Pick out each line below containing "JSON".

— Begin Data for the task —

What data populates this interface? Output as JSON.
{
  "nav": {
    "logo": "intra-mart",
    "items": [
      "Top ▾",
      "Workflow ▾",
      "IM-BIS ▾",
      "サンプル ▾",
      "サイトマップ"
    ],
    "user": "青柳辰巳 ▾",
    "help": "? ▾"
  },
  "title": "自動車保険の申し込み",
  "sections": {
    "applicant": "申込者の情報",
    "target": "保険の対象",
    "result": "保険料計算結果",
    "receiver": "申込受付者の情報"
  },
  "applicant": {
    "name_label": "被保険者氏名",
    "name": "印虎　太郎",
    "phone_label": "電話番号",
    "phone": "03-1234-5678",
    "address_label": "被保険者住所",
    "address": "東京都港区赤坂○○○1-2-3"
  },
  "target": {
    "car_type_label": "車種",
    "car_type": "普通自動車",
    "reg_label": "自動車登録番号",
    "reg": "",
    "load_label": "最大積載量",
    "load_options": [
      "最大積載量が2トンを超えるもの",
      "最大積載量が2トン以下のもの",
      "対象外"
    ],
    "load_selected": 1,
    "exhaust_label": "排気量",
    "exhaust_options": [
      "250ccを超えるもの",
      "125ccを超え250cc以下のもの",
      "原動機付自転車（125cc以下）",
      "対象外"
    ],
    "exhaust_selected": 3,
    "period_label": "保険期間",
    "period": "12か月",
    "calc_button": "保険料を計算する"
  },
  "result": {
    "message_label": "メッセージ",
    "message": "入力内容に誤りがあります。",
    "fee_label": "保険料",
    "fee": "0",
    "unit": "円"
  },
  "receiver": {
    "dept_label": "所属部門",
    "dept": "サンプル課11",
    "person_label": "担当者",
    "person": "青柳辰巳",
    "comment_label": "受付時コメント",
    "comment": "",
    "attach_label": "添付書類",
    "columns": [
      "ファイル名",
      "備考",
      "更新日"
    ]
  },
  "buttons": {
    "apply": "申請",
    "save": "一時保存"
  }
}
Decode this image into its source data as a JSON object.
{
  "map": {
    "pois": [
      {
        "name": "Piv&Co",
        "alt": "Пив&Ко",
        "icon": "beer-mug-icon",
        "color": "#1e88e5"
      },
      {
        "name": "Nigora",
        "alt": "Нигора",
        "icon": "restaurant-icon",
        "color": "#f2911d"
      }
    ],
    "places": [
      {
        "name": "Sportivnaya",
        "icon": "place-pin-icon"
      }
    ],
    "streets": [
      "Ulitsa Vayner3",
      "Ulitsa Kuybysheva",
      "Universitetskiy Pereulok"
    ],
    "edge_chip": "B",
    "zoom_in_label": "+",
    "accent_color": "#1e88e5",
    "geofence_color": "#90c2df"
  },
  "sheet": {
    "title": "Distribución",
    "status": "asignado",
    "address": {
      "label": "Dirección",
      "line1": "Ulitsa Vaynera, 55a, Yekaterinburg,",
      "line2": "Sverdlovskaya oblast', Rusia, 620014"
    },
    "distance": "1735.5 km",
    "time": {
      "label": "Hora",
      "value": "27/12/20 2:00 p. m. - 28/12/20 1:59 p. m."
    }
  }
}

— End Data for the task —

Reply =
What data populates this interface? Output as JSON.
Decode this image into its source data as a JSON object.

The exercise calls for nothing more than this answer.